▶

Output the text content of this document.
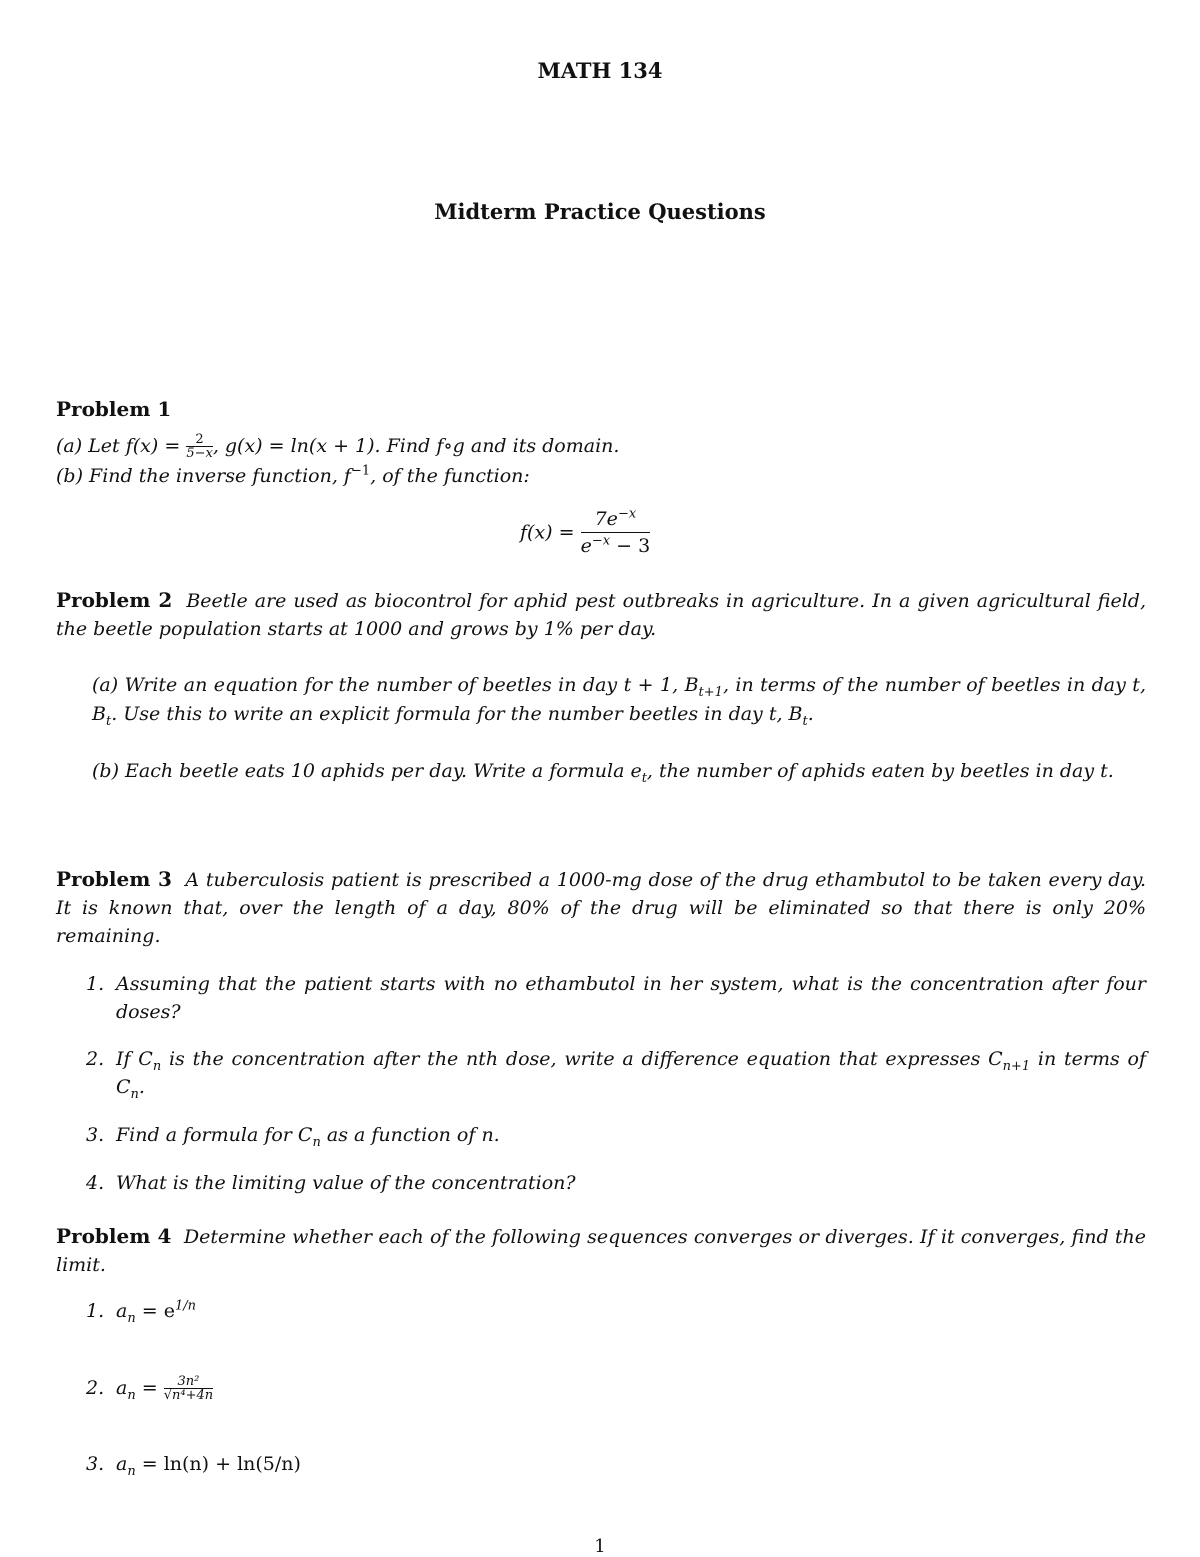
MATH 134
Midterm Practice Questions
Problem 1
(a) Let $f(x) = \frac{2}{5-x}$ , g(x) = ln(x + 1). Find f∘g and its domain.
(b) Find the inverse function, $f^{-1}$, of the function:
$f(x) = \frac{7e^{-x}}{e^{-x} - 3}$
Problem 2 Beetle are used as biocontrol for aphid pest outbreaks in agriculture. In a given agricultural field, the beetle population starts at 1000 and grows by 1% per day.
(a) Write an equation for the number of beetles in day t + 1, $B_{t+1}$, in terms of the number of beetles in day t, $B_t$. Use this to write an explicit formula for the number beetles in day t, $B_t$.
(b) Each beetle eats 10 aphids per day. Write a formula $e_t$, the number of aphids eaten by beetles in day t.
Problem 3 A tuberculosis patient is prescribed a 1000-mg dose of the drug ethambutol to be taken every day. It is known that, over the length of a day, 80% of the drug will be eliminated so that there is only 20% remaining.
1. Assuming that the patient starts with no ethambutol in her system, what is the concentration after four doses?
2. If $C_n$ is the concentration after the nth dose, write a difference equation that expresses $C_{n+1}$ in terms of $C_n$.
3. Find a formula for $C_n$ as a function of n.
4. What is the limiting value of the concentration?
Problem 4 Determine whether each of the following sequences converges or diverges. If it converges, find the limit.
1. $a_n = e^{1/n}$
2. $a_n = \frac{\text{3n²}}{\text{√n⁴+4n}}$
3. $a_n = \ln(n) + \ln(5/n)$
1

◀

Task to carry out - What is the number of lines holding the word "this"? State it alone.

Completed exercise - 2